[START TEXT EXTRACT]

Wednesday, August 24, 2011

Money and reality.

I'm often told, in my line of interest, that 'ghosts don't exist'. That I should concentrate on real life and the here and now and making money. So I can buy lots of things I don't want.

A long time ago I had a running argument on this blog with an Australian and missed a golden opportunity. When he gave me three options, one of which was true, I should have told him which was true without letting on how I did it. This was a case of transglobal cold reading. He had already told me the answer without realising. I could have pretended that the online 'readings' were all genuine and he would not have heard me scoff and snort as I typed it. I have demonstrably achieved cold reading from the other side of the planet and I was playing for free. Do you really imagine the phone lines and internet readers are about anything more than money?

The world is obsessed with money. Every lifestyle choice is derided as 'costing the health service money' even though we (in the UK) have no option but to pay into that health service whether we use it or not. I've made a little use of it but if I hadn't had to pay for it, I'd have gone private and had change to spare.

Problems in the world? Oh, we'll send money. No matter that sending money into a corrupt regime simply makes the corrupt richer and the poor notice no difference. We've sent money, the problem is solved. Oh, it isn't? Send some more.

There are those in the world who are religious. I'm not one. I've seen ghosts (spirits/demons if you prefer) and experienced things that convince me there is much more to life than we can normally see, but I have seen no evidence that anyone is in charge. I don't 'deny God', I just have no evidence. So I don't call myself atheist because that's becoming a religion too, and one of the nastier ones. I'm an apathist. There might be a God but as long as he leaves me alone I won't bother him.

[END TEXT EXTRACT]

*AIM*.
Carry on the blog post about money and reality from the point where it stops, keeping its first-person voice.

[START DATA SHOWN]

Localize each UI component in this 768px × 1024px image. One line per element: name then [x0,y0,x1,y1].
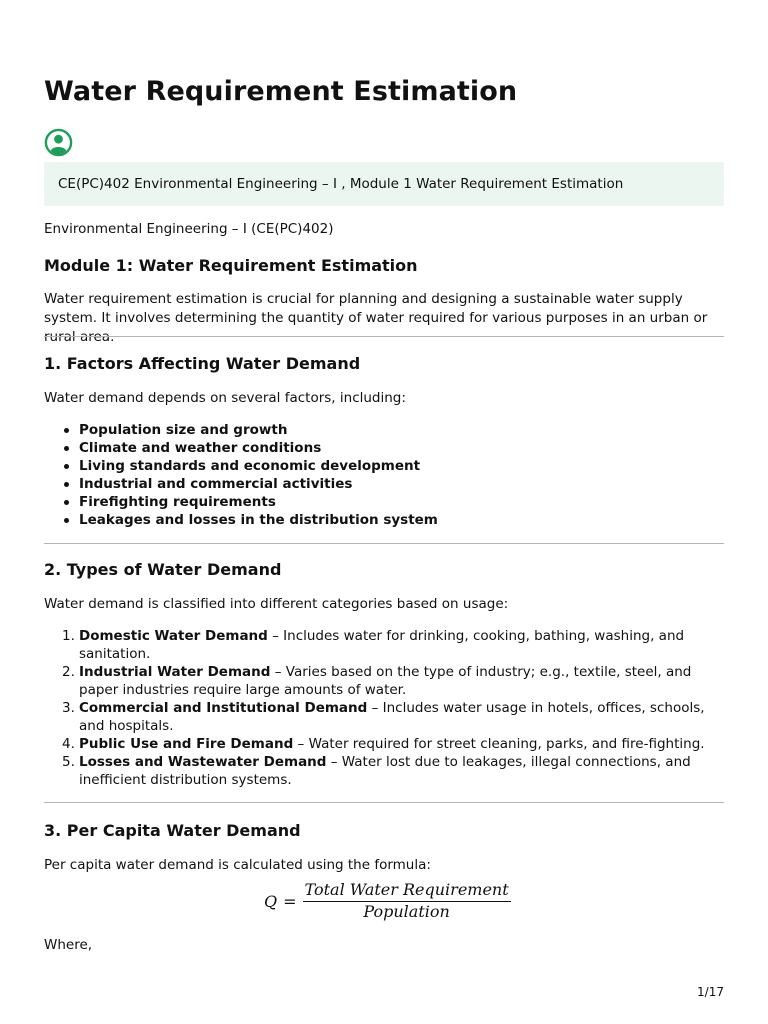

[END DATA SHOWN]

*EXERCISE OUTPUT*.
The religious are also subject to this 'get into reality' mantra. Get a job, knuckle down, earn money. Money is the only thing that's real.

You know what? Money isn't real at all. Most of it simply does not exist. At all. If everyone wanted their money out of the bank in cash there is nowhere near enough cash to achieve this. Most money is numbers on a screen. It's not real. Look at your national debt. You do not owe all the money in the world. You owe more money than exists. Every country owes money. To whom? To banks.

You go into the bank for a loan, the bank says okay, and what happens? Do you walk out with a bag of cash? No, the numbers in your account go up - but there are no numbers going down anywhere else. That money has not been transferred, it has simply been created out of thin air. You have to pay back the non-existent money plus interest, and the interest is real money.

Okay, you can claim that you can spend the loan but how? With cheque, credit card, bank transfer, online account? Where's the cash? You go to the car dealer, show them the loan certificate, sign the form and you have a car. But where's the cash?

So you repay the loan plus interest, all from the products of your work. If you can't pay, the bank takes your car and then what? They write off the loan of money that didn't exist and they now own something that does exist - your car. Or your furniture, your new kitchen or even your house.

Modern money is no longer backed by gold or silver. It made the transition from there to paper and from paper to database digits. It is less real than telepathy, remote viewing, ghosts, religion or Bugs Bunny. You can at least see some evidence, whether you agree with it or not, for all those things. Money? No, you can't see it. You can see numbers that represent it but that's all. No, not even a cartoon rabbit. It never manifests into anything close to reality.

Why do governments insist we have to keep the economy going? Well, because if we stop using credit cards and other means of moving this ghostly currency around, it will stop moving. If it stops moving we might see what it actually is. Illusion. Fake. A charlatan's greatest confidence trick. We have swapped faith, life and independence for nothing at all. Some paper with famous people's pictures on them. We are trading bubblegum cards and calling it investment.

The modern obsession with money is a religion. A Puritan one but backed up with neither scripture nor science. We must stop people smoking/drinking/putting on weight/eating things we deem bad for them and it is not about health, although many have been fooled into believing this is the reason. No, plebian, nobody cares about you. They care about Money.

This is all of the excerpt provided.